Exact copies of all entries are expected.

>>>>

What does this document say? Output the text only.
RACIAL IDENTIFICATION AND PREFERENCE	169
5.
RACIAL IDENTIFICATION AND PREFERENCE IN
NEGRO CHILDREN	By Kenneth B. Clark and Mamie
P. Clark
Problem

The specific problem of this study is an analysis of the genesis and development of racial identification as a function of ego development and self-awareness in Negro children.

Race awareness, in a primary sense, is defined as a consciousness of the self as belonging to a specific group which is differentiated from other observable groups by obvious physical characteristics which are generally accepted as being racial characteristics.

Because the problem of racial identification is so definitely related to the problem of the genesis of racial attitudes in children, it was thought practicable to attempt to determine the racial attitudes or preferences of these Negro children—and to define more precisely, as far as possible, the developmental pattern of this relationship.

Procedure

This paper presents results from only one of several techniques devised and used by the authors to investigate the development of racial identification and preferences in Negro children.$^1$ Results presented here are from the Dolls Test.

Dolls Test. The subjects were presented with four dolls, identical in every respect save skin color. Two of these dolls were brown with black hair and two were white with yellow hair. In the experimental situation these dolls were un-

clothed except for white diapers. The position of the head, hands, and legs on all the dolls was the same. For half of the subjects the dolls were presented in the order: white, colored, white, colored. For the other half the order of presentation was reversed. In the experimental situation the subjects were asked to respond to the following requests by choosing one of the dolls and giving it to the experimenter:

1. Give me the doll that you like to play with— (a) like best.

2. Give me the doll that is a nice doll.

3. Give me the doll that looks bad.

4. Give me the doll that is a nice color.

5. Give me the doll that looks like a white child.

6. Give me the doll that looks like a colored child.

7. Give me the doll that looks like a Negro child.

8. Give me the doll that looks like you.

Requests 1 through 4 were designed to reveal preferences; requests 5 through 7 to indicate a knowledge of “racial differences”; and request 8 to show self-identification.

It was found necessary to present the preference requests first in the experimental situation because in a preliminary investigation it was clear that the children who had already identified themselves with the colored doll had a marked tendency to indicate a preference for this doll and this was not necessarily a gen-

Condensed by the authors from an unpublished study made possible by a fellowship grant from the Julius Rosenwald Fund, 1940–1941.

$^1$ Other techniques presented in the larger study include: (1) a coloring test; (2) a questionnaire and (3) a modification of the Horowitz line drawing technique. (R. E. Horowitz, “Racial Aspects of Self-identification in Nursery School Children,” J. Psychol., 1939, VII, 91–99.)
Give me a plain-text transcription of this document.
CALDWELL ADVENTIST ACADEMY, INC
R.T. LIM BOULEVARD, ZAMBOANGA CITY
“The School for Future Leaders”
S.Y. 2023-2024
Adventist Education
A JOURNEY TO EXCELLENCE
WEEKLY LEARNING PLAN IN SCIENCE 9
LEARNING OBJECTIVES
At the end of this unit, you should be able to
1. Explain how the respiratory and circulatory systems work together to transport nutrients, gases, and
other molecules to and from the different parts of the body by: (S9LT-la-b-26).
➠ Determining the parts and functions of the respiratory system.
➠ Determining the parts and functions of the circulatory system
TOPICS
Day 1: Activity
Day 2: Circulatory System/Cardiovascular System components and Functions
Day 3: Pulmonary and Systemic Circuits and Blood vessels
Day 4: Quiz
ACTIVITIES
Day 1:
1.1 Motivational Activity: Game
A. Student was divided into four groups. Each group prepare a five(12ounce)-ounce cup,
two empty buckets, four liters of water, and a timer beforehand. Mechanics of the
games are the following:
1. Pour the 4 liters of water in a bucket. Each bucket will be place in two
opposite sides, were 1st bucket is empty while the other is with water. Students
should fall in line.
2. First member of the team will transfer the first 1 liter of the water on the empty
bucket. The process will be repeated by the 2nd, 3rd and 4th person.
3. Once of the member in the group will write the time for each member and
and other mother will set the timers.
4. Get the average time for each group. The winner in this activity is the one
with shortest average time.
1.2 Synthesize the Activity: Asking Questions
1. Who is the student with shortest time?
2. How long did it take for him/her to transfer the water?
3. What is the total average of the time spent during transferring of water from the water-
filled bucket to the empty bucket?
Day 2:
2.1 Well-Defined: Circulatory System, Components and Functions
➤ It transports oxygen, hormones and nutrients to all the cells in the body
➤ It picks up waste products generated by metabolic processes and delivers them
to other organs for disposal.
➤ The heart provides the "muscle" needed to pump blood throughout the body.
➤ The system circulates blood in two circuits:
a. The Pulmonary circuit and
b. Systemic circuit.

<<<<

§ **WRITTEN REPLY**:
What does this document say? Output the text only.
RACIAL IDENTIFICATION AND PREFERENCE	169
5.
RACIAL IDENTIFICATION AND PREFERENCE IN
NEGRO CHILDREN	By Kenneth B. Clark and Mamie
P. Clark
Problem

The specific problem of this study is an analysis of the genesis and development of racial identification as a function of ego development and self-awareness in Negro children.

Race awareness, in a primary sense, is defined as a consciousness of the self as belonging to a specific group which is differentiated from other observable groups by obvious physical characteristics which are generally accepted as being racial characteristics.

Because the problem of racial identification is so definitely related to the problem of the genesis of racial attitudes in children, it was thought practicable to attempt to determine the racial attitudes or preferences of these Negro children—and to define more precisely, as far as possible, the developmental pattern of this relationship.

Procedure

This paper presents results from only one of several techniques devised and used by the authors to investigate the development of racial identification and preferences in Negro children.$^1$ Results presented here are from the Dolls Test.

Dolls Test. The subjects were presented with four dolls, identical in every respect save skin color. Two of these dolls were brown with black hair and two were white with yellow hair. In the experimental situation these dolls were un-

clothed except for white diapers. The position of the head, hands, and legs on all the dolls was the same. For half of the subjects the dolls were presented in the order: white, colored, white, colored. For the other half the order of presentation was reversed. In the experimental situation the subjects were asked to respond to the following requests by choosing one of the dolls and giving it to the experimenter:

1. Give me the doll that you like to play with— (a) like best.

2. Give me the doll that is a nice doll.

3. Give me the doll that looks bad.

4. Give me the doll that is a nice color.

5. Give me the doll that looks like a white child.

6. Give me the doll that looks like a colored child.

7. Give me the doll that looks like a Negro child.

8. Give me the doll that looks like you.

Requests 1 through 4 were designed to reveal preferences; requests 5 through 7 to indicate a knowledge of “racial differences”; and request 8 to show self-identification.

It was found necessary to present the preference requests first in the experimental situation because in a preliminary investigation it was clear that the children who had already identified themselves with the colored doll had a marked tendency to indicate a preference for this doll and this was not necessarily a gen-

Condensed by the authors from an unpublished study made possible by a fellowship grant from the Julius Rosenwald Fund, 1940–1941.

$^1$ Other techniques presented in the larger study include: (1) a coloring test; (2) a questionnaire and (3) a modification of the Horowitz line drawing technique. (R. E. Horowitz, “Racial Aspects of Self-identification in Nursery School Children,” J. Psychol., 1939, VII, 91–99.)
Give me a plain-text transcription of this document.
CALDWELL ADVENTIST ACADEMY, INC
R.T. LIM BOULEVARD, ZAMBOANGA CITY
“The School for Future Leaders”
S.Y. 2023-2024
Adventist Education
A JOURNEY TO EXCELLENCE
WEEKLY LEARNING PLAN IN SCIENCE 9
LEARNING OBJECTIVES
At the end of this unit, you should be able to
1. Explain how the respiratory and circulatory systems work together to transport nutrients, gases, and
other molecules to and from the different parts of the body by: (S9LT-la-b-26).
➠ Determining the parts and functions of the respiratory system.
➠ Determining the parts and functions of the circulatory system
TOPICS
Day 1: Activity
Day 2: Circulatory System/Cardiovascular System components and Functions
Day 3: Pulmonary and Systemic Circuits and Blood vessels
Day 4: Quiz
ACTIVITIES
Day 1:
1.1 Motivational Activity: Game
A. Student was divided into four groups. Each group prepare a five(12ounce)-ounce cup,
two empty buckets, four liters of water, and a timer beforehand. Mechanics of the
games are the following:
1. Pour the 4 liters of water in a bucket. Each bucket will be place in two
opposite sides, were 1st bucket is empty while the other is with water. Students
should fall in line.
2. First member of the team will transfer the first 1 liter of the water on the empty
bucket. The process will be repeated by the 2nd, 3rd and 4th person.
3. Once of the member in the group will write the time for each member and
and other mother will set the timers.
4. Get the average time for each group. The winner in this activity is the one
with shortest average time.
1.2 Synthesize the Activity: Asking Questions
1. Who is the student with shortest time?
2. How long did it take for him/her to transfer the water?
3. What is the total average of the time spent during transferring of water from the water-
filled bucket to the empty bucket?
Day 2:
2.1 Well-Defined: Circulatory System, Components and Functions
➤ It transports oxygen, hormones and nutrients to all the cells in the body
➤ It picks up waste products generated by metabolic processes and delivers them
to other organs for disposal.
➤ The heart provides the "muscle" needed to pump blood throughout the body.
➤ The system circulates blood in two circuits:
a. The Pulmonary circuit and
b. Systemic circuit.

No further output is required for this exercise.